◆ **DESCRIPTION OF THE TASK**: Copy every line that contains the string "role" from the entries below.

◆ **Data entries for graphics**:
#####

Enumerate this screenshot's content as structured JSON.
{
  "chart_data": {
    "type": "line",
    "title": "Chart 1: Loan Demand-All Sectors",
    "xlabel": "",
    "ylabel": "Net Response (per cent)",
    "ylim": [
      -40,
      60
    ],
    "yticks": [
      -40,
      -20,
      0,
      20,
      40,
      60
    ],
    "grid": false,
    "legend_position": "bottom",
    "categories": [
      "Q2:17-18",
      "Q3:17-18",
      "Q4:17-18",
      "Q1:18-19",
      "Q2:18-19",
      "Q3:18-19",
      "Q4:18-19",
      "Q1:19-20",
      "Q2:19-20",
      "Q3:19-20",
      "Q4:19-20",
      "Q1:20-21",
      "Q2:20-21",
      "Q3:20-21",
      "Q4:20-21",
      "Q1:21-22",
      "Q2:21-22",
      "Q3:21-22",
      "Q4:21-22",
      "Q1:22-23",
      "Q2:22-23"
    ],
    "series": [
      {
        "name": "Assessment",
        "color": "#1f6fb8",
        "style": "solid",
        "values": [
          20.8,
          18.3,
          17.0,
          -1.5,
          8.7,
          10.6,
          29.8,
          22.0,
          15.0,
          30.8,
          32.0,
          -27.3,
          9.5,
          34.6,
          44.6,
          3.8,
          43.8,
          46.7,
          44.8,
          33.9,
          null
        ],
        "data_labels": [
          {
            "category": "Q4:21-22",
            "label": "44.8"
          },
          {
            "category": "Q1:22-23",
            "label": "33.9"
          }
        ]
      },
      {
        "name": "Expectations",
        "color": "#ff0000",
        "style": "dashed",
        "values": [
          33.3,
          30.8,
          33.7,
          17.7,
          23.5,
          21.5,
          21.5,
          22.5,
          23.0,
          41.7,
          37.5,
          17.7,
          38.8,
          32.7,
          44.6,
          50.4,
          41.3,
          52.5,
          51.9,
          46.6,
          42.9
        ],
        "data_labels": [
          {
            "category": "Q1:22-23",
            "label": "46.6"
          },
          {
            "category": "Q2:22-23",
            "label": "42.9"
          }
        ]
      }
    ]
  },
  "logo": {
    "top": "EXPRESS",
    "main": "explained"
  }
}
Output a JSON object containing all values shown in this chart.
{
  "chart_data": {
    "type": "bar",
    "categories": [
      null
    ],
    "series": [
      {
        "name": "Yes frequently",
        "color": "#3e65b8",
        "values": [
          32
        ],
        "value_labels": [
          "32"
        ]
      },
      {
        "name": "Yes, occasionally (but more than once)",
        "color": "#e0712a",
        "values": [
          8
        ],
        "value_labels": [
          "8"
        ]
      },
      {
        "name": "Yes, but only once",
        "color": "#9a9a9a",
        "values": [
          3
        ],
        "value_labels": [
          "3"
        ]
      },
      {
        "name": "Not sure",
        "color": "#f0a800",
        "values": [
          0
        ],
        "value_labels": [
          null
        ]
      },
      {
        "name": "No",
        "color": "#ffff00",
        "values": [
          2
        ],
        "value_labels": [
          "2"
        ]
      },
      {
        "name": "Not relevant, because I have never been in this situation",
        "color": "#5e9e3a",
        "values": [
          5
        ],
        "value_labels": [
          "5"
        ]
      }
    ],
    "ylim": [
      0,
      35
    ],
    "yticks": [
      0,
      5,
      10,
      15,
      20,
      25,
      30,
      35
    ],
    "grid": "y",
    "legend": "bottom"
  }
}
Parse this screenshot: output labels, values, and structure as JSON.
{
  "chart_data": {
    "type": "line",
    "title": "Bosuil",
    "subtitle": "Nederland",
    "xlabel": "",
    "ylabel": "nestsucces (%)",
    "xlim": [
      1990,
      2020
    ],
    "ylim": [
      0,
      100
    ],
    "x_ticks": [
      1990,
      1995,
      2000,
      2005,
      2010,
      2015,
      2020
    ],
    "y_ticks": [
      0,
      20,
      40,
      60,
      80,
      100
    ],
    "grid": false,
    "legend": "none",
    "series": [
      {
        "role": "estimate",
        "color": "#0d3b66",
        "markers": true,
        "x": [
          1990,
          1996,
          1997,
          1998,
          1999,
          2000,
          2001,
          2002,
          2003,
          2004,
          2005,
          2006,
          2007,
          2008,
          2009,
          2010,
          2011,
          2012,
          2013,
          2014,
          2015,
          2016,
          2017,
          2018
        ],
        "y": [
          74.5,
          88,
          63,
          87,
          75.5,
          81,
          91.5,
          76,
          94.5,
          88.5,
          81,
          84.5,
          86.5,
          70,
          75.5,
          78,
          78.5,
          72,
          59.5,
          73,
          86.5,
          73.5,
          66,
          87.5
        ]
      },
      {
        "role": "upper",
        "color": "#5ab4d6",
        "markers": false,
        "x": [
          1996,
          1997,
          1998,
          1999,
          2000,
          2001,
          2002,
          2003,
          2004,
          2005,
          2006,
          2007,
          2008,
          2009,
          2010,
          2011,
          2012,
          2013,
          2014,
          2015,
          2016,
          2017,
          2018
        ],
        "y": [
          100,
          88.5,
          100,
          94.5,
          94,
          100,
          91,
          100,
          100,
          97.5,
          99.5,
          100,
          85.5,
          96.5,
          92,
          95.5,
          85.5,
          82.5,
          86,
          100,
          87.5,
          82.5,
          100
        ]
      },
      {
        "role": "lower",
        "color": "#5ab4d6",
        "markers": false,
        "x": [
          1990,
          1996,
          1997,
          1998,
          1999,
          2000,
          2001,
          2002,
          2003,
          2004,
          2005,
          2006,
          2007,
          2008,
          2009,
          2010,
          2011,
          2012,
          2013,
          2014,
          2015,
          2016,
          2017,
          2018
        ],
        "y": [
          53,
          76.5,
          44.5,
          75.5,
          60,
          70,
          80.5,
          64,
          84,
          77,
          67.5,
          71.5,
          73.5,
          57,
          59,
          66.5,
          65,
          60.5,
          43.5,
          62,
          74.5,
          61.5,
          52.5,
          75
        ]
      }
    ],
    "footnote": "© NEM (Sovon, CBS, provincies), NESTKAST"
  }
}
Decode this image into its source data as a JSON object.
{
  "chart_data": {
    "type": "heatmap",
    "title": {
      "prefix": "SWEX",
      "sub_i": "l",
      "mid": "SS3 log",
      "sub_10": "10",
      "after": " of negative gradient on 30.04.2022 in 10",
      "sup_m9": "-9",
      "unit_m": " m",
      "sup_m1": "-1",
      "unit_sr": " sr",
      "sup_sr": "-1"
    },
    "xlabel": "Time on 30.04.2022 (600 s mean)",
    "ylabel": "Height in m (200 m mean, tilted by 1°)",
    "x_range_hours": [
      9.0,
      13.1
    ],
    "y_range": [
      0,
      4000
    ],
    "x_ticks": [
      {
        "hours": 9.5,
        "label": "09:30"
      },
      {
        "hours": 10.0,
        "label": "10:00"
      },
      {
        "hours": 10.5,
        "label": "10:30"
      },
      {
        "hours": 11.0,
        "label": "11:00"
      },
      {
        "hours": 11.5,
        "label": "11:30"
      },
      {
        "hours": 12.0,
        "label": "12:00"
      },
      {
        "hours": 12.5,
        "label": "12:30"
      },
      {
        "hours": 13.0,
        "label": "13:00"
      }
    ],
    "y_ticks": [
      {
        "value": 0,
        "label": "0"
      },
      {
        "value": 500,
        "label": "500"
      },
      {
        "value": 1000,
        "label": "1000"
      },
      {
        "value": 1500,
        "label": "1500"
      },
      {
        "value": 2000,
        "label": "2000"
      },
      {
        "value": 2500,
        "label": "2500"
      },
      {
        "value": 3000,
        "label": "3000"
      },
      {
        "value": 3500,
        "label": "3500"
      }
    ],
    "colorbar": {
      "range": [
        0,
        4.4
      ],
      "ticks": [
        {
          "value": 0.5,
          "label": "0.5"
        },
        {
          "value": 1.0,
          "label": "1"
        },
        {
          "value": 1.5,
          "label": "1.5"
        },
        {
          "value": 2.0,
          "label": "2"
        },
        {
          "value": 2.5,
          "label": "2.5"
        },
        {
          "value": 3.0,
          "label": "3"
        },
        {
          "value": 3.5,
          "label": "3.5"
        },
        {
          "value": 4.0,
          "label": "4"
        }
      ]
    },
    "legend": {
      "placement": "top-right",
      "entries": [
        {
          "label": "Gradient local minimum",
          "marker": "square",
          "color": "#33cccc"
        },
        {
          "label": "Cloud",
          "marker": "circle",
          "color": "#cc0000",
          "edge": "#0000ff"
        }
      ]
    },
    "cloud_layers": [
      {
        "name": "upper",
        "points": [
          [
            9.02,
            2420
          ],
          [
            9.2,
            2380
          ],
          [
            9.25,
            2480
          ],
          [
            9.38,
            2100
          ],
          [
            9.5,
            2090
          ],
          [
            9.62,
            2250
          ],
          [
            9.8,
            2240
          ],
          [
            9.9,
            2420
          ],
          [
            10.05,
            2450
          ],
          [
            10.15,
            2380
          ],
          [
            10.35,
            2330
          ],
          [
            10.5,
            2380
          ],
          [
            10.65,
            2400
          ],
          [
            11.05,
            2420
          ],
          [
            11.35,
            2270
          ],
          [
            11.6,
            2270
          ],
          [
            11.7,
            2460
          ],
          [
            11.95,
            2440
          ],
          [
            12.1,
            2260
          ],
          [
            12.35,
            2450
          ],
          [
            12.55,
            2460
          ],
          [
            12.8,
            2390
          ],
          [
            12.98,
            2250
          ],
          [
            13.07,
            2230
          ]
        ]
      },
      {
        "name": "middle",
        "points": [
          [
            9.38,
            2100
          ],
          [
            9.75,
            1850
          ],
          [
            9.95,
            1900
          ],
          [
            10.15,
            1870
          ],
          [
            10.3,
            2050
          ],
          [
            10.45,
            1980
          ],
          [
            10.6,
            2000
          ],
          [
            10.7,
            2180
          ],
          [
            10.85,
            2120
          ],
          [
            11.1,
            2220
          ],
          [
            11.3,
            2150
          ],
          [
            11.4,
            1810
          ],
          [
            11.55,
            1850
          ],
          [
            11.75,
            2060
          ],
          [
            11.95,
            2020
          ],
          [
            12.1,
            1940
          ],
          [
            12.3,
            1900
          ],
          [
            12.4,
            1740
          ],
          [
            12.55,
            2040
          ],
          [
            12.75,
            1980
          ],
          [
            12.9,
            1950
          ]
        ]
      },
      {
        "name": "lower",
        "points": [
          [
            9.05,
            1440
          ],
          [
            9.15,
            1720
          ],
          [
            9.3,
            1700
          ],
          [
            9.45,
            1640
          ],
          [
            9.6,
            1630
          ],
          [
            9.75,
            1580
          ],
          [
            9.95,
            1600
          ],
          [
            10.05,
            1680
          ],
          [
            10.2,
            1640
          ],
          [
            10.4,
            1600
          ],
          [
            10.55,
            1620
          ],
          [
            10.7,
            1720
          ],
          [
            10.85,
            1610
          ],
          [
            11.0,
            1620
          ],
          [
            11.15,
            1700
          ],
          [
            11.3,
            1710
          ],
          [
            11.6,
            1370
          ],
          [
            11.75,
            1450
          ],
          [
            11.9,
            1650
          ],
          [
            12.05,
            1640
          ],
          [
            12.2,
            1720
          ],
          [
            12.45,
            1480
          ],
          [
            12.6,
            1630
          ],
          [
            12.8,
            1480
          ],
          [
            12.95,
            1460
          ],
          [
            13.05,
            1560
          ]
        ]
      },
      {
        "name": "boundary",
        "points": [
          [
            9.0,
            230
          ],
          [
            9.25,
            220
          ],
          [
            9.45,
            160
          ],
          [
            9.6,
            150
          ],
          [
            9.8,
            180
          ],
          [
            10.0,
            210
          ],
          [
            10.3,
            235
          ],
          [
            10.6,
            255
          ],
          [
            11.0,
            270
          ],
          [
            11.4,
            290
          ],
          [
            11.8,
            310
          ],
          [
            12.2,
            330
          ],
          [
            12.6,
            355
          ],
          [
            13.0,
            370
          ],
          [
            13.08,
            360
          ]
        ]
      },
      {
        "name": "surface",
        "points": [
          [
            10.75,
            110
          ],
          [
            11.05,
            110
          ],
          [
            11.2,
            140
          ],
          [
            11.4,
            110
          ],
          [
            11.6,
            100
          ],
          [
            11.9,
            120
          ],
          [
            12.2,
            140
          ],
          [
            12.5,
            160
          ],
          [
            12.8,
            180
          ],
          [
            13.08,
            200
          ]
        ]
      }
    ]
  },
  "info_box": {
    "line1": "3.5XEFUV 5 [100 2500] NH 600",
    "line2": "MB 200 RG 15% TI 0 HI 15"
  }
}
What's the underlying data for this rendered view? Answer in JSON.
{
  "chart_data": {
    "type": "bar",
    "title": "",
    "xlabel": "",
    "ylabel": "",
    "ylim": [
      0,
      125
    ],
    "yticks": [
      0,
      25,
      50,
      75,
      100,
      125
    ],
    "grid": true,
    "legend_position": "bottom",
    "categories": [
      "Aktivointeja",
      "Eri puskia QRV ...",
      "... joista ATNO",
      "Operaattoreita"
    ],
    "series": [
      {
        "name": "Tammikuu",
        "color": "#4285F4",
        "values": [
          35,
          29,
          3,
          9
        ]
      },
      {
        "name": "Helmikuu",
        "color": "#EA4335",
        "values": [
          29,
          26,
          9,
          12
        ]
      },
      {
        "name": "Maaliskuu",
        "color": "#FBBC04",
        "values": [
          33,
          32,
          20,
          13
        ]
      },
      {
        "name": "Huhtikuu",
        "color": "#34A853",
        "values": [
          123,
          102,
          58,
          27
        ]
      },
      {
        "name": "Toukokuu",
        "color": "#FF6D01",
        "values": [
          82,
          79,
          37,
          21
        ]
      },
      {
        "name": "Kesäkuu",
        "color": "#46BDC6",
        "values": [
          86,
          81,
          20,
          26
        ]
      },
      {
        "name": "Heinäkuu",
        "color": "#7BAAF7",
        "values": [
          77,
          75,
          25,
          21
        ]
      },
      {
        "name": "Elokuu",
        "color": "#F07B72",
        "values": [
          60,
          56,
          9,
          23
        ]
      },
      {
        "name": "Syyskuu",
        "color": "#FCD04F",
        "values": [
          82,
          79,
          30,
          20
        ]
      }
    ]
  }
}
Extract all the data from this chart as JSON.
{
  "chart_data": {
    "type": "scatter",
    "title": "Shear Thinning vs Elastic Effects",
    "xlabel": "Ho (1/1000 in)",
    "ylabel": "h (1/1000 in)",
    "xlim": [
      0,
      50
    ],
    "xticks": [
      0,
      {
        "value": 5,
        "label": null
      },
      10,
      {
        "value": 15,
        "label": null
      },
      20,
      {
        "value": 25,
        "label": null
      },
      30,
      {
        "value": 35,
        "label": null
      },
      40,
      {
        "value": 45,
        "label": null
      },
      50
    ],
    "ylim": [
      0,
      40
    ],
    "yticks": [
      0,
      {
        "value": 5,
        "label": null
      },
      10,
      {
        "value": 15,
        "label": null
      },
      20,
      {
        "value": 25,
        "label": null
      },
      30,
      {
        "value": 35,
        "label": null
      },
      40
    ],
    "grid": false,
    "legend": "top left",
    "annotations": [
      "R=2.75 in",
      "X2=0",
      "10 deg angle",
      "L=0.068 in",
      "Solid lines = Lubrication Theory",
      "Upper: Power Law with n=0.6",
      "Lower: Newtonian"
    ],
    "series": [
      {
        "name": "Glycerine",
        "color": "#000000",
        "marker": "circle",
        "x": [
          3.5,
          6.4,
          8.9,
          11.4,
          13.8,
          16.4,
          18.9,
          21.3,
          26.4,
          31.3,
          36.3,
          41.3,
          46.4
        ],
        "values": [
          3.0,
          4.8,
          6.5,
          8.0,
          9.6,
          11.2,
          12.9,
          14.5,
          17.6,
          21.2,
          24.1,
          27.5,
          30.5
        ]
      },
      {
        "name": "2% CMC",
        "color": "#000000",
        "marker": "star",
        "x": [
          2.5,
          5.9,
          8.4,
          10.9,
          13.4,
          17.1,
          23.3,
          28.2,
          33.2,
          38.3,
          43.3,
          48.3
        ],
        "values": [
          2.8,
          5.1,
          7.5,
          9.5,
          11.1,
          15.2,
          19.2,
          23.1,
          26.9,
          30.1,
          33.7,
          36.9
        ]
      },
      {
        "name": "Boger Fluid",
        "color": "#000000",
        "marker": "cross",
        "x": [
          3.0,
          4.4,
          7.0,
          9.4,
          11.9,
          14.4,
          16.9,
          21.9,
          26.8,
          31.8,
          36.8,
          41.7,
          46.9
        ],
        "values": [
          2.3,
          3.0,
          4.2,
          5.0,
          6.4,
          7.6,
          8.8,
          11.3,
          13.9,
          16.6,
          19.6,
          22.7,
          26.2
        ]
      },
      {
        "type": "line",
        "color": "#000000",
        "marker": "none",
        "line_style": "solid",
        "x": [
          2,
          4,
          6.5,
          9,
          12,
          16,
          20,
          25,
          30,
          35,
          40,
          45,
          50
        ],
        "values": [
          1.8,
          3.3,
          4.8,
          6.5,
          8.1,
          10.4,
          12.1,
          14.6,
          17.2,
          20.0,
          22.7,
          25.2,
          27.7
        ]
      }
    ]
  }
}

#####

◆ **TASK ANSWER**:
        "role": "estimate",
        "role": "upper",
        "role": "lower",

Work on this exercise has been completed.